> [Task statement]: Reproduce the material word for word; the images stay out.

> [Records for this task]:
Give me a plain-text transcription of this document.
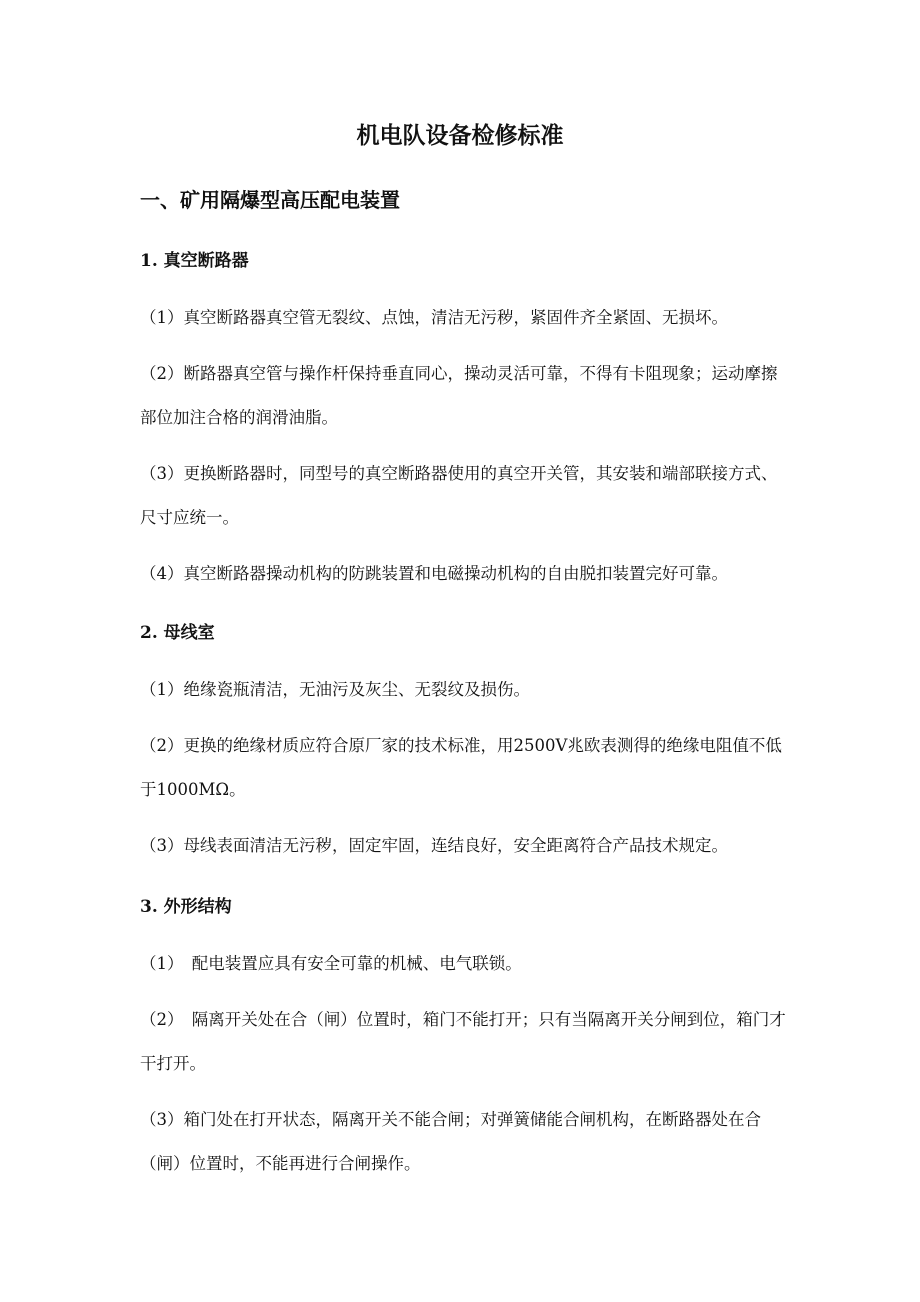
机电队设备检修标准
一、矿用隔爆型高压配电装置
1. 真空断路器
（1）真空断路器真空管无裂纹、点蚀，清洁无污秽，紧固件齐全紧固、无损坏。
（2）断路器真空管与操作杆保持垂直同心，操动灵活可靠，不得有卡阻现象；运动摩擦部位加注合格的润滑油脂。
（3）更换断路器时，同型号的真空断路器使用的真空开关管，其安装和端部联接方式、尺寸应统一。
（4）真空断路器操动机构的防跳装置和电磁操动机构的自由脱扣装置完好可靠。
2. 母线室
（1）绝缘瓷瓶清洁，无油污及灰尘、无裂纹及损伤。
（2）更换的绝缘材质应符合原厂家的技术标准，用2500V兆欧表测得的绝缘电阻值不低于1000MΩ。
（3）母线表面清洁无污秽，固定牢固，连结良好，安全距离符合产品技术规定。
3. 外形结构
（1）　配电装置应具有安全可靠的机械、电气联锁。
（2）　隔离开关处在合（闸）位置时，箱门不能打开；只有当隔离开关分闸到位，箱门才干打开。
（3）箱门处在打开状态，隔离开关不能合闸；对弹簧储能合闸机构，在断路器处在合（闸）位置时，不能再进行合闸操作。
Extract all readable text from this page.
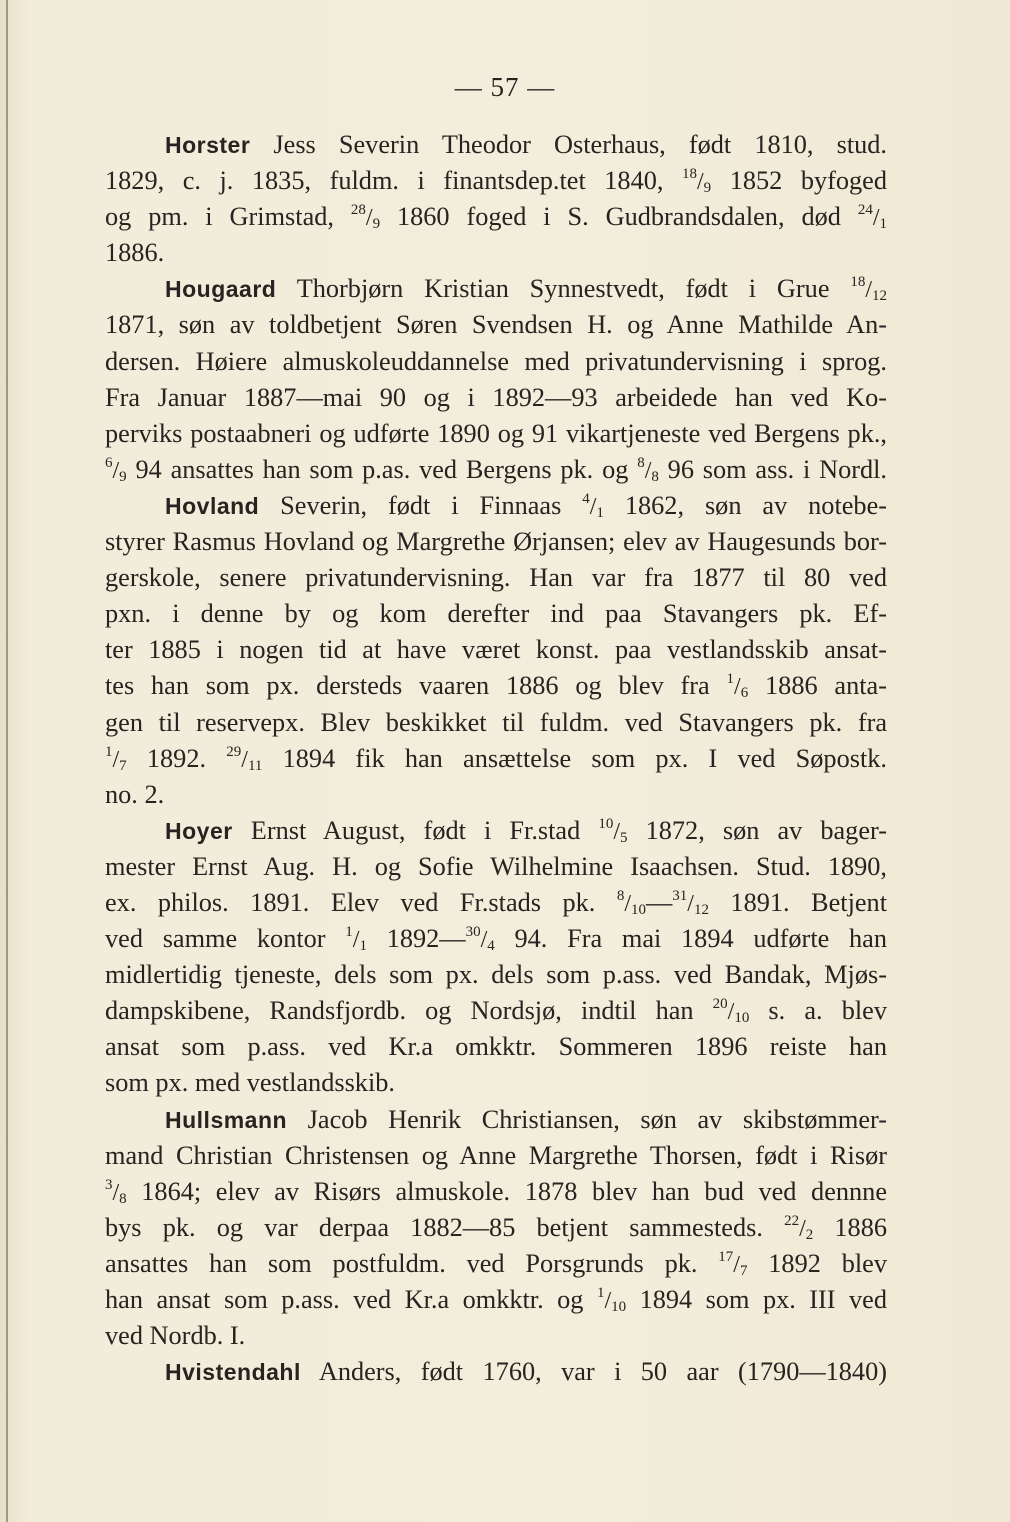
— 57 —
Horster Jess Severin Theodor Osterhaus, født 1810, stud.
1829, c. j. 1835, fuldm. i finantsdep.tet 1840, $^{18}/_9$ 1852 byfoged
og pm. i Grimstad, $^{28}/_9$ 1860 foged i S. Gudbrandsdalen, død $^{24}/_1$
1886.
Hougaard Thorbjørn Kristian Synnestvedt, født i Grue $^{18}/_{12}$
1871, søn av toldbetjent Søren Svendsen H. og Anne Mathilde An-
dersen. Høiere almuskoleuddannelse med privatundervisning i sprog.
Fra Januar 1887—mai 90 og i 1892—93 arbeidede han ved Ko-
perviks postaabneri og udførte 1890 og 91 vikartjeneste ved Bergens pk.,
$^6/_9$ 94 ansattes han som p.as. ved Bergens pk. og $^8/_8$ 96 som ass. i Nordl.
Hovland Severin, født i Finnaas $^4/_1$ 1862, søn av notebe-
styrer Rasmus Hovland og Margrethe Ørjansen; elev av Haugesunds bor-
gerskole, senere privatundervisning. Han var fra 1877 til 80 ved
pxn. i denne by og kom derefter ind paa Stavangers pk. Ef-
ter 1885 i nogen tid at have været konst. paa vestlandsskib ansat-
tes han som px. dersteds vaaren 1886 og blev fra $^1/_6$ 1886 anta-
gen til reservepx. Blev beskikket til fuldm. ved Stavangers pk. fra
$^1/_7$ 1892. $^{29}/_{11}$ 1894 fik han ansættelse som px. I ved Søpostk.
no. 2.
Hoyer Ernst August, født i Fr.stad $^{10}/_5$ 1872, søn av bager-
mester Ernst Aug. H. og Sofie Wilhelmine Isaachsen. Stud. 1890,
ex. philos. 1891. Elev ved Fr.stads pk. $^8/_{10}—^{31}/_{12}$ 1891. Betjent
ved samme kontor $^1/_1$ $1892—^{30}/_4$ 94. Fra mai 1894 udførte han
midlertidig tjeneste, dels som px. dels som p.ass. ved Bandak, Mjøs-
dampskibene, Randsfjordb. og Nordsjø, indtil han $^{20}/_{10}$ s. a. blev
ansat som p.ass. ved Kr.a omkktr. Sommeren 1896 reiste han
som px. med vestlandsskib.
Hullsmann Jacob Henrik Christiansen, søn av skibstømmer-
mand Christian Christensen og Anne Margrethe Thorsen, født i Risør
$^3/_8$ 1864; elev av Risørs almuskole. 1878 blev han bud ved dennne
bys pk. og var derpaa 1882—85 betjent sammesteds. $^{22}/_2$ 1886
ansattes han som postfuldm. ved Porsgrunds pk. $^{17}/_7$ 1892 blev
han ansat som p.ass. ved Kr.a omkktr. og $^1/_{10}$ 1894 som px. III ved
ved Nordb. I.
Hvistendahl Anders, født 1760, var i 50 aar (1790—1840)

> [Result of this exercise]:
Give me a plain-text transcription of this document.
机电队设备检修标准
一、矿用隔爆型高压配电装置
1. 真空断路器
（1）真空断路器真空管无裂纹、点蚀，清洁无污秽，紧固件齐全紧固、无损坏。
（2）断路器真空管与操作杆保持垂直同心，操动灵活可靠，不得有卡阻现象；运动摩擦部位加注合格的润滑油脂。
（3）更换断路器时，同型号的真空断路器使用的真空开关管，其安装和端部联接方式、尺寸应统一。
（4）真空断路器操动机构的防跳装置和电磁操动机构的自由脱扣装置完好可靠。
2. 母线室
（1）绝缘瓷瓶清洁，无油污及灰尘、无裂纹及损伤。
（2）更换的绝缘材质应符合原厂家的技术标准，用2500V兆欧表测得的绝缘电阻值不低于1000MΩ。
（3）母线表面清洁无污秽，固定牢固，连结良好，安全距离符合产品技术规定。
3. 外形结构
（1）　配电装置应具有安全可靠的机械、电气联锁。
（2）　隔离开关处在合（闸）位置时，箱门不能打开；只有当隔离开关分闸到位，箱门才干打开。
（3）箱门处在打开状态，隔离开关不能合闸；对弹簧储能合闸机构，在断路器处在合（闸）位置时，不能再进行合闸操作。
Extract all readable text from this page.
— 57 —
Horster Jess Severin Theodor Osterhaus, født 1810, stud.
1829, c. j. 1835, fuldm. i finantsdep.tet 1840, $^{18}/_9$ 1852 byfoged
og pm. i Grimstad, $^{28}/_9$ 1860 foged i S. Gudbrandsdalen, død $^{24}/_1$
1886.
Hougaard Thorbjørn Kristian Synnestvedt, født i Grue $^{18}/_{12}$
1871, søn av toldbetjent Søren Svendsen H. og Anne Mathilde An-
dersen. Høiere almuskoleuddannelse med privatundervisning i sprog.
Fra Januar 1887—mai 90 og i 1892—93 arbeidede han ved Ko-
perviks postaabneri og udførte 1890 og 91 vikartjeneste ved Bergens pk.,
$^6/_9$ 94 ansattes han som p.as. ved Bergens pk. og $^8/_8$ 96 som ass. i Nordl.
Hovland Severin, født i Finnaas $^4/_1$ 1862, søn av notebe-
styrer Rasmus Hovland og Margrethe Ørjansen; elev av Haugesunds bor-
gerskole, senere privatundervisning. Han var fra 1877 til 80 ved
pxn. i denne by og kom derefter ind paa Stavangers pk. Ef-
ter 1885 i nogen tid at have været konst. paa vestlandsskib ansat-
tes han som px. dersteds vaaren 1886 og blev fra $^1/_6$ 1886 anta-
gen til reservepx. Blev beskikket til fuldm. ved Stavangers pk. fra
$^1/_7$ 1892. $^{29}/_{11}$ 1894 fik han ansættelse som px. I ved Søpostk.
no. 2.
Hoyer Ernst August, født i Fr.stad $^{10}/_5$ 1872, søn av bager-
mester Ernst Aug. H. og Sofie Wilhelmine Isaachsen. Stud. 1890,
ex. philos. 1891. Elev ved Fr.stads pk. $^8/_{10}—^{31}/_{12}$ 1891. Betjent
ved samme kontor $^1/_1$ $1892—^{30}/_4$ 94. Fra mai 1894 udførte han
midlertidig tjeneste, dels som px. dels som p.ass. ved Bandak, Mjøs-
dampskibene, Randsfjordb. og Nordsjø, indtil han $^{20}/_{10}$ s. a. blev
ansat som p.ass. ved Kr.a omkktr. Sommeren 1896 reiste han
som px. med vestlandsskib.
Hullsmann Jacob Henrik Christiansen, søn av skibstømmer-
mand Christian Christensen og Anne Margrethe Thorsen, født i Risør
$^3/_8$ 1864; elev av Risørs almuskole. 1878 blev han bud ved dennne
bys pk. og var derpaa 1882—85 betjent sammesteds. $^{22}/_2$ 1886
ansattes han som postfuldm. ved Porsgrunds pk. $^{17}/_7$ 1892 blev
han ansat som p.ass. ved Kr.a omkktr. og $^1/_{10}$ 1894 som px. III ved
ved Nordb. I.
Hvistendahl Anders, født 1760, var i 50 aar (1790—1840)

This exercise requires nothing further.